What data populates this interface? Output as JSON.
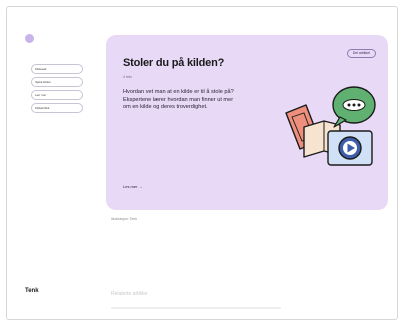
{
  "sidebar": {
    "items": [
      {
        "label": "Kildesøk"
      },
      {
        "label": "Sjekk kilden"
      },
      {
        "label": "Lær mer"
      },
      {
        "label": "Kildekritikk"
      }
    ]
  },
  "card": {
    "share_label": "Del artikkel",
    "title": "Stoler du på kilden?",
    "meta": "4 min",
    "lead": "Hvordan vet man at en kilde er til å stole på? Ekspertene lærer hvordan man finner ut mer om en kilde og deres troverdighet.",
    "read_more": "Les mer →"
  },
  "caption": "Illustrasjon: Tenk",
  "brand": "Tenk",
  "footer": {
    "title": "Relaterte artikler"
  },
  "colors": {
    "card_bg": "#e8d9f6",
    "bubble_green": "#5fb071",
    "play_blue": "#3d5ea8",
    "accent_salmon": "#ee8f7d"
  }
}
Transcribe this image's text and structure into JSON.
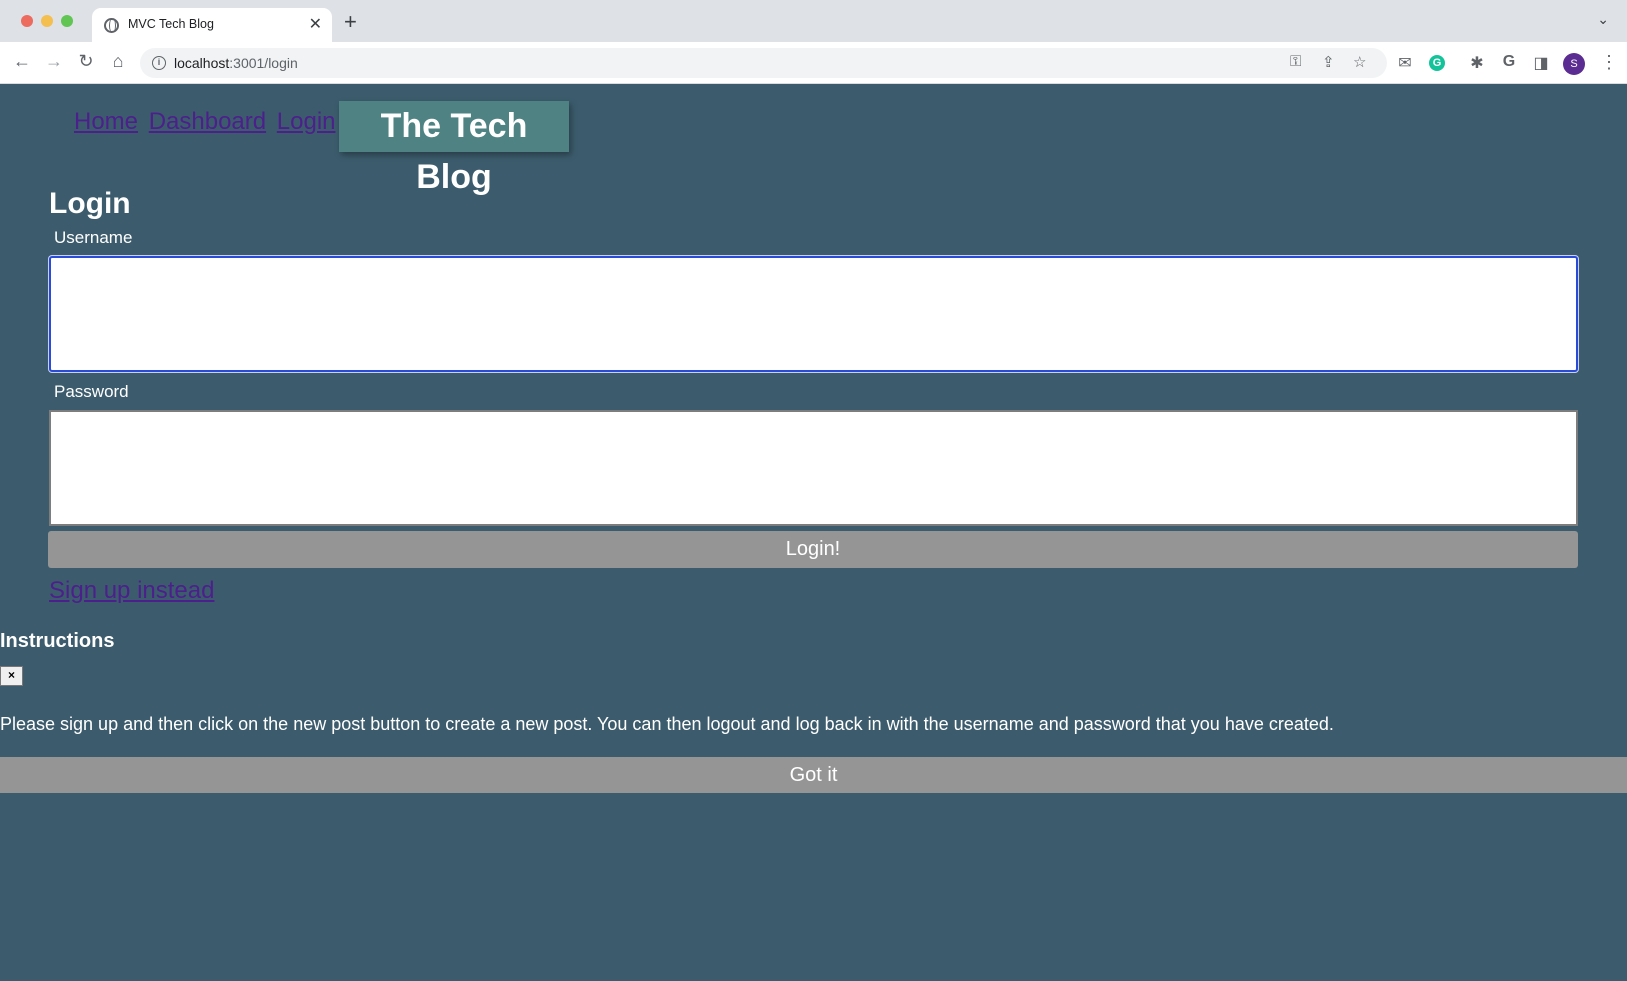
{
  "browser": {
    "tab_title": "MVC Tech Blog",
    "tab_close": "✕",
    "new_tab": "+",
    "url_host": "localhost",
    "url_path": ":3001/login",
    "avatar_letter": "S"
  },
  "nav": {
    "home": "Home",
    "dashboard": "Dashboard",
    "login": "Login",
    "brand": "The Tech Blog"
  },
  "login_form": {
    "title": "Login",
    "username_label": "Username",
    "username_value": "",
    "password_label": "Password",
    "password_value": "",
    "submit": "Login!",
    "signup_link": "Sign up instead"
  },
  "instructions": {
    "title": "Instructions",
    "close": "×",
    "text": "Please sign up and then click on the new post button to create a new post. You can then logout and log back in with the username and password that you have created.",
    "button": "Got it"
  },
  "colors": {
    "page_background": "#3c5c6d",
    "brand_background": "#4e8283",
    "button_gray": "#959595",
    "link_purple": "#4d1f8c",
    "focus_blue": "#2a4bd7"
  }
}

● Exercise prompt: Except for the pictures, reproduce every line exactly.

● Task response:
What data populates this interface? Output as JSON.
{
  "sidebar": {
    "items": [
      {
        "label": "Kildesøk"
      },
      {
        "label": "Sjekk kilden"
      },
      {
        "label": "Lær mer"
      },
      {
        "label": "Kildekritikk"
      }
    ]
  },
  "card": {
    "share_label": "Del artikkel",
    "title": "Stoler du på kilden?",
    "meta": "4 min",
    "lead": "Hvordan vet man at en kilde er til å stole på? Ekspertene lærer hvordan man finner ut mer om en kilde og deres troverdighet.",
    "read_more": "Les mer →"
  },
  "caption": "Illustrasjon: Tenk",
  "brand": "Tenk",
  "footer": {
    "title": "Relaterte artikler"
  },
  "colors": {
    "card_bg": "#e8d9f6",
    "bubble_green": "#5fb071",
    "play_blue": "#3d5ea8",
    "accent_salmon": "#ee8f7d"
  }
}
Transcribe this image's text and structure into JSON.
{
  "browser": {
    "tab_title": "MVC Tech Blog",
    "tab_close": "✕",
    "new_tab": "+",
    "url_host": "localhost",
    "url_path": ":3001/login",
    "avatar_letter": "S"
  },
  "nav": {
    "home": "Home",
    "dashboard": "Dashboard",
    "login": "Login",
    "brand": "The Tech Blog"
  },
  "login_form": {
    "title": "Login",
    "username_label": "Username",
    "username_value": "",
    "password_label": "Password",
    "password_value": "",
    "submit": "Login!",
    "signup_link": "Sign up instead"
  },
  "instructions": {
    "title": "Instructions",
    "close": "×",
    "text": "Please sign up and then click on the new post button to create a new post. You can then logout and log back in with the username and password that you have created.",
    "button": "Got it"
  },
  "colors": {
    "page_background": "#3c5c6d",
    "brand_background": "#4e8283",
    "button_gray": "#959595",
    "link_purple": "#4d1f8c",
    "focus_blue": "#2a4bd7"
  }
}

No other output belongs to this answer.